BEGIN Dataset records

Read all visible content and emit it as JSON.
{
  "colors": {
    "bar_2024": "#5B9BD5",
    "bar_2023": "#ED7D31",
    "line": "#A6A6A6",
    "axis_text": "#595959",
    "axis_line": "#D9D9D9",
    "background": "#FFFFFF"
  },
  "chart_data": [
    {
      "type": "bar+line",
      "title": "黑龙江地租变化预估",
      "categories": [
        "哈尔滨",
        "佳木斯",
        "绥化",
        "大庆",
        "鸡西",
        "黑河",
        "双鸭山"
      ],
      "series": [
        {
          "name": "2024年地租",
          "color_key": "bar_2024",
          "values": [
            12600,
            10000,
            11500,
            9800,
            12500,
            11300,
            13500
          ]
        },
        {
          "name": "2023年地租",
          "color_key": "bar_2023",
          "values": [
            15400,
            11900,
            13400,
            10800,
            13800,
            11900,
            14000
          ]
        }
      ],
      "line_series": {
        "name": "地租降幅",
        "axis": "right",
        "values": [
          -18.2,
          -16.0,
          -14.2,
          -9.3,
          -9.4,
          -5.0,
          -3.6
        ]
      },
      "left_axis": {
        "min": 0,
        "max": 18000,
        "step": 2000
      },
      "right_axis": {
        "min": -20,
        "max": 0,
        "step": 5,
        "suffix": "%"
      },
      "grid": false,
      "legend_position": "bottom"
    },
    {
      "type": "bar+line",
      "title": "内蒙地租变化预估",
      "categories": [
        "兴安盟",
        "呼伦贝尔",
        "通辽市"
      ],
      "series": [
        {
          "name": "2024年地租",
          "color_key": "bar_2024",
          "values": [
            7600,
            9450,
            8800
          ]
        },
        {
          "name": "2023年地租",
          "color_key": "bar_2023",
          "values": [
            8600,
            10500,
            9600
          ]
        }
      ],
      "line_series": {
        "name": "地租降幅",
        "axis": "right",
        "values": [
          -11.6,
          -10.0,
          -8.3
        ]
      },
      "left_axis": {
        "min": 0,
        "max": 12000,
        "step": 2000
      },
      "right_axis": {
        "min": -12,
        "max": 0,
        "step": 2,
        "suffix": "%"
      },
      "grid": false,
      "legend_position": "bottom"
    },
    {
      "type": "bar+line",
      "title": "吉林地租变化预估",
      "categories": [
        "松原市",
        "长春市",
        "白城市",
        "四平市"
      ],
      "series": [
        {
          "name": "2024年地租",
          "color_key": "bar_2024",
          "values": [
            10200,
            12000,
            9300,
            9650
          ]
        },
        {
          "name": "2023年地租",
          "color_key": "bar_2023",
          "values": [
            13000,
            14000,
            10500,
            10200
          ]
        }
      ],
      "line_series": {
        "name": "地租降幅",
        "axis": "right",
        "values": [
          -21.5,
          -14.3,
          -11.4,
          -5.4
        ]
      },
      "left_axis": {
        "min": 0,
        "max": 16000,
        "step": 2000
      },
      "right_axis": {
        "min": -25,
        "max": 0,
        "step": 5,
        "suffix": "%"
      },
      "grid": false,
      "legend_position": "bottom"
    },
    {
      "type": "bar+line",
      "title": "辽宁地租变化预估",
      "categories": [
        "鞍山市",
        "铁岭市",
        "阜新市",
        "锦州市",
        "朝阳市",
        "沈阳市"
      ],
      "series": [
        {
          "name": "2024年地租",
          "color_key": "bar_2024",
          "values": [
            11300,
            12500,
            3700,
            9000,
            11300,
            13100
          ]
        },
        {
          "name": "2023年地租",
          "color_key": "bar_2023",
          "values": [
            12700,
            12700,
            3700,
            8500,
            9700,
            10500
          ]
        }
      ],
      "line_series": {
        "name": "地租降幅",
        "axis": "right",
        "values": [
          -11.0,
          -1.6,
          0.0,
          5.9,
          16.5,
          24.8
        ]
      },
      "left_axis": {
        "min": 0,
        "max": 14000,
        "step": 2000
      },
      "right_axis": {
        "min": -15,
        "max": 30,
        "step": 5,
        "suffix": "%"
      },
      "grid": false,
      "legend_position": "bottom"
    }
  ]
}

END Dataset records

> _Task prompt_
Repeat the data precisely, line by line.

> _Final answer_
Read all visible content and emit it as JSON.
{
  "colors": {
    "bar_2024": "#5B9BD5",
    "bar_2023": "#ED7D31",
    "line": "#A6A6A6",
    "axis_text": "#595959",
    "axis_line": "#D9D9D9",
    "background": "#FFFFFF"
  },
  "chart_data": [
    {
      "type": "bar+line",
      "title": "黑龙江地租变化预估",
      "categories": [
        "哈尔滨",
        "佳木斯",
        "绥化",
        "大庆",
        "鸡西",
        "黑河",
        "双鸭山"
      ],
      "series": [
        {
          "name": "2024年地租",
          "color_key": "bar_2024",
          "values": [
            12600,
            10000,
            11500,
            9800,
            12500,
            11300,
            13500
          ]
        },
        {
          "name": "2023年地租",
          "color_key": "bar_2023",
          "values": [
            15400,
            11900,
            13400,
            10800,
            13800,
            11900,
            14000
          ]
        }
      ],
      "line_series": {
        "name": "地租降幅",
        "axis": "right",
        "values": [
          -18.2,
          -16.0,
          -14.2,
          -9.3,
          -9.4,
          -5.0,
          -3.6
        ]
      },
      "left_axis": {
        "min": 0,
        "max": 18000,
        "step": 2000
      },
      "right_axis": {
        "min": -20,
        "max": 0,
        "step": 5,
        "suffix": "%"
      },
      "grid": false,
      "legend_position": "bottom"
    },
    {
      "type": "bar+line",
      "title": "内蒙地租变化预估",
      "categories": [
        "兴安盟",
        "呼伦贝尔",
        "通辽市"
      ],
      "series": [
        {
          "name": "2024年地租",
          "color_key": "bar_2024",
          "values": [
            7600,
            9450,
            8800
          ]
        },
        {
          "name": "2023年地租",
          "color_key": "bar_2023",
          "values": [
            8600,
            10500,
            9600
          ]
        }
      ],
      "line_series": {
        "name": "地租降幅",
        "axis": "right",
        "values": [
          -11.6,
          -10.0,
          -8.3
        ]
      },
      "left_axis": {
        "min": 0,
        "max": 12000,
        "step": 2000
      },
      "right_axis": {
        "min": -12,
        "max": 0,
        "step": 2,
        "suffix": "%"
      },
      "grid": false,
      "legend_position": "bottom"
    },
    {
      "type": "bar+line",
      "title": "吉林地租变化预估",
      "categories": [
        "松原市",
        "长春市",
        "白城市",
        "四平市"
      ],
      "series": [
        {
          "name": "2024年地租",
          "color_key": "bar_2024",
          "values": [
            10200,
            12000,
            9300,
            9650
          ]
        },
        {
          "name": "2023年地租",
          "color_key": "bar_2023",
          "values": [
            13000,
            14000,
            10500,
            10200
          ]
        }
      ],
      "line_series": {
        "name": "地租降幅",
        "axis": "right",
        "values": [
          -21.5,
          -14.3,
          -11.4,
          -5.4
        ]
      },
      "left_axis": {
        "min": 0,
        "max": 16000,
        "step": 2000
      },
      "right_axis": {
        "min": -25,
        "max": 0,
        "step": 5,
        "suffix": "%"
      },
      "grid": false,
      "legend_position": "bottom"
    },
    {
      "type": "bar+line",
      "title": "辽宁地租变化预估",
      "categories": [
        "鞍山市",
        "铁岭市",
        "阜新市",
        "锦州市",
        "朝阳市",
        "沈阳市"
      ],
      "series": [
        {
          "name": "2024年地租",
          "color_key": "bar_2024",
          "values": [
            11300,
            12500,
            3700,
            9000,
            11300,
            13100
          ]
        },
        {
          "name": "2023年地租",
          "color_key": "bar_2023",
          "values": [
            12700,
            12700,
            3700,
            8500,
            9700,
            10500
          ]
        }
      ],
      "line_series": {
        "name": "地租降幅",
        "axis": "right",
        "values": [
          -11.0,
          -1.6,
          0.0,
          5.9,
          16.5,
          24.8
        ]
      },
      "left_axis": {
        "min": 0,
        "max": 14000,
        "step": 2000
      },
      "right_axis": {
        "min": -15,
        "max": 30,
        "step": 5,
        "suffix": "%"
      },
      "grid": false,
      "legend_position": "bottom"
    }
  ]
}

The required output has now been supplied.